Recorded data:

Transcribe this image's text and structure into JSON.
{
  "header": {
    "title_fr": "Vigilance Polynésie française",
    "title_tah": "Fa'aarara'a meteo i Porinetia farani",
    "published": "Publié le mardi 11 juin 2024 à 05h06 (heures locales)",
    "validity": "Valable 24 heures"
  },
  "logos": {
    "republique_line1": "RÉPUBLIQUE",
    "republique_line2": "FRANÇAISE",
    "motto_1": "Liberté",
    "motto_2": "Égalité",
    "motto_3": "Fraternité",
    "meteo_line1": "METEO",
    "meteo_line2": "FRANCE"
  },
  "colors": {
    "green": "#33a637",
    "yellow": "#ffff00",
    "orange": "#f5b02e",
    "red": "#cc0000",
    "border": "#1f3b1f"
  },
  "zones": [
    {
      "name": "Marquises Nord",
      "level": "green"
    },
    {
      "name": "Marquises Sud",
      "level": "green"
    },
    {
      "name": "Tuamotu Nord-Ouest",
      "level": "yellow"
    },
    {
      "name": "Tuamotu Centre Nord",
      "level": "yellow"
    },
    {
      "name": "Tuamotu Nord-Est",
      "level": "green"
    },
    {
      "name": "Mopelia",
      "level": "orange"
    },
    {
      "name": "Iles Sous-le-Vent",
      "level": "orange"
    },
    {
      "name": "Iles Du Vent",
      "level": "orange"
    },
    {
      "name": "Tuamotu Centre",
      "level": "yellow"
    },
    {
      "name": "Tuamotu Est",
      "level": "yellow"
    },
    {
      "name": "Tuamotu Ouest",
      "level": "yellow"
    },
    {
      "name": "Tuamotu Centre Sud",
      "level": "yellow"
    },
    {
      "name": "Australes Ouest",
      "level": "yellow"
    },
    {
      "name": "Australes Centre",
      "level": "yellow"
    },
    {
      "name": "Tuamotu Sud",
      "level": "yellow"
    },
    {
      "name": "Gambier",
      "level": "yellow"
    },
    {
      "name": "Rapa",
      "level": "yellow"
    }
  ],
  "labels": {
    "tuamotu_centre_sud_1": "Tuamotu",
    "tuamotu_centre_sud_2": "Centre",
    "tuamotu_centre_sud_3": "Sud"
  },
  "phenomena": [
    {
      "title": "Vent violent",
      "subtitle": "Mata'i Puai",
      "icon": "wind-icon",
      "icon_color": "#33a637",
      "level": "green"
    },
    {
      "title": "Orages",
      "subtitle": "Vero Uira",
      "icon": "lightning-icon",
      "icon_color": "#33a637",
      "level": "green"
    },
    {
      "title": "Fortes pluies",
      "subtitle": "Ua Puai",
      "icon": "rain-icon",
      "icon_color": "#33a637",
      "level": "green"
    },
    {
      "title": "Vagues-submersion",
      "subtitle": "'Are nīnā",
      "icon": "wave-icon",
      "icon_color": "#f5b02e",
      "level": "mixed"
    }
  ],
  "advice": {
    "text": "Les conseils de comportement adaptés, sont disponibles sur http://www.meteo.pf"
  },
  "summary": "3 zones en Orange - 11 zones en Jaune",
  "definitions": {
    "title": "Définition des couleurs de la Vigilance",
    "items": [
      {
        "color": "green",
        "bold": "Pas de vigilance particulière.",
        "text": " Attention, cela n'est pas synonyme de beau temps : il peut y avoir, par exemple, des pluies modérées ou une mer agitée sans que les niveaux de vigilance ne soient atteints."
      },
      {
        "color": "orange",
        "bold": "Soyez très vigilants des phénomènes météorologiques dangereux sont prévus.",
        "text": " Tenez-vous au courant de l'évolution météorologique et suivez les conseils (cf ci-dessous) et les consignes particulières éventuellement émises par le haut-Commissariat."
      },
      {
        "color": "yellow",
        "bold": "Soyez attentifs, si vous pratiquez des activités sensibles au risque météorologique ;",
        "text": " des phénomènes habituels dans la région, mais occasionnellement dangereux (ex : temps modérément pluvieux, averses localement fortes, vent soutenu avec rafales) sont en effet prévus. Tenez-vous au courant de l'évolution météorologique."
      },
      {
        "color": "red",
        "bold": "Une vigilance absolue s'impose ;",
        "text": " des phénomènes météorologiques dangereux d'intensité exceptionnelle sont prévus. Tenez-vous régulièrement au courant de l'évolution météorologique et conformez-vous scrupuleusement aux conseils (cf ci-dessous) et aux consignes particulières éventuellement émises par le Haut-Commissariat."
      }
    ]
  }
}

#### Task to complete:
Exactly reproduce every line of the records.

#### Expected output:
Transcribe this image's text and structure into JSON.
{
  "header": {
    "title_fr": "Vigilance Polynésie française",
    "title_tah": "Fa'aarara'a meteo i Porinetia farani",
    "published": "Publié le mardi 11 juin 2024 à 05h06 (heures locales)",
    "validity": "Valable 24 heures"
  },
  "logos": {
    "republique_line1": "RÉPUBLIQUE",
    "republique_line2": "FRANÇAISE",
    "motto_1": "Liberté",
    "motto_2": "Égalité",
    "motto_3": "Fraternité",
    "meteo_line1": "METEO",
    "meteo_line2": "FRANCE"
  },
  "colors": {
    "green": "#33a637",
    "yellow": "#ffff00",
    "orange": "#f5b02e",
    "red": "#cc0000",
    "border": "#1f3b1f"
  },
  "zones": [
    {
      "name": "Marquises Nord",
      "level": "green"
    },
    {
      "name": "Marquises Sud",
      "level": "green"
    },
    {
      "name": "Tuamotu Nord-Ouest",
      "level": "yellow"
    },
    {
      "name": "Tuamotu Centre Nord",
      "level": "yellow"
    },
    {
      "name": "Tuamotu Nord-Est",
      "level": "green"
    },
    {
      "name": "Mopelia",
      "level": "orange"
    },
    {
      "name": "Iles Sous-le-Vent",
      "level": "orange"
    },
    {
      "name": "Iles Du Vent",
      "level": "orange"
    },
    {
      "name": "Tuamotu Centre",
      "level": "yellow"
    },
    {
      "name": "Tuamotu Est",
      "level": "yellow"
    },
    {
      "name": "Tuamotu Ouest",
      "level": "yellow"
    },
    {
      "name": "Tuamotu Centre Sud",
      "level": "yellow"
    },
    {
      "name": "Australes Ouest",
      "level": "yellow"
    },
    {
      "name": "Australes Centre",
      "level": "yellow"
    },
    {
      "name": "Tuamotu Sud",
      "level": "yellow"
    },
    {
      "name": "Gambier",
      "level": "yellow"
    },
    {
      "name": "Rapa",
      "level": "yellow"
    }
  ],
  "labels": {
    "tuamotu_centre_sud_1": "Tuamotu",
    "tuamotu_centre_sud_2": "Centre",
    "tuamotu_centre_sud_3": "Sud"
  },
  "phenomena": [
    {
      "title": "Vent violent",
      "subtitle": "Mata'i Puai",
      "icon": "wind-icon",
      "icon_color": "#33a637",
      "level": "green"
    },
    {
      "title": "Orages",
      "subtitle": "Vero Uira",
      "icon": "lightning-icon",
      "icon_color": "#33a637",
      "level": "green"
    },
    {
      "title": "Fortes pluies",
      "subtitle": "Ua Puai",
      "icon": "rain-icon",
      "icon_color": "#33a637",
      "level": "green"
    },
    {
      "title": "Vagues-submersion",
      "subtitle": "'Are nīnā",
      "icon": "wave-icon",
      "icon_color": "#f5b02e",
      "level": "mixed"
    }
  ],
  "advice": {
    "text": "Les conseils de comportement adaptés, sont disponibles sur http://www.meteo.pf"
  },
  "summary": "3 zones en Orange - 11 zones en Jaune",
  "definitions": {
    "title": "Définition des couleurs de la Vigilance",
    "items": [
      {
        "color": "green",
        "bold": "Pas de vigilance particulière.",
        "text": " Attention, cela n'est pas synonyme de beau temps : il peut y avoir, par exemple, des pluies modérées ou une mer agitée sans que les niveaux de vigilance ne soient atteints."
      },
      {
        "color": "orange",
        "bold": "Soyez très vigilants des phénomènes météorologiques dangereux sont prévus.",
        "text": " Tenez-vous au courant de l'évolution météorologique et suivez les conseils (cf ci-dessous) et les consignes particulières éventuellement émises par le haut-Commissariat."
      },
      {
        "color": "yellow",
        "bold": "Soyez attentifs, si vous pratiquez des activités sensibles au risque météorologique ;",
        "text": " des phénomènes habituels dans la région, mais occasionnellement dangereux (ex : temps modérément pluvieux, averses localement fortes, vent soutenu avec rafales) sont en effet prévus. Tenez-vous au courant de l'évolution météorologique."
      },
      {
        "color": "red",
        "bold": "Une vigilance absolue s'impose ;",
        "text": " des phénomènes météorologiques dangereux d'intensité exceptionnelle sont prévus. Tenez-vous régulièrement au courant de l'évolution météorologique et conformez-vous scrupuleusement aux conseils (cf ci-dessous) et aux consignes particulières éventuellement émises par le Haut-Commissariat."
      }
    ]
  }
}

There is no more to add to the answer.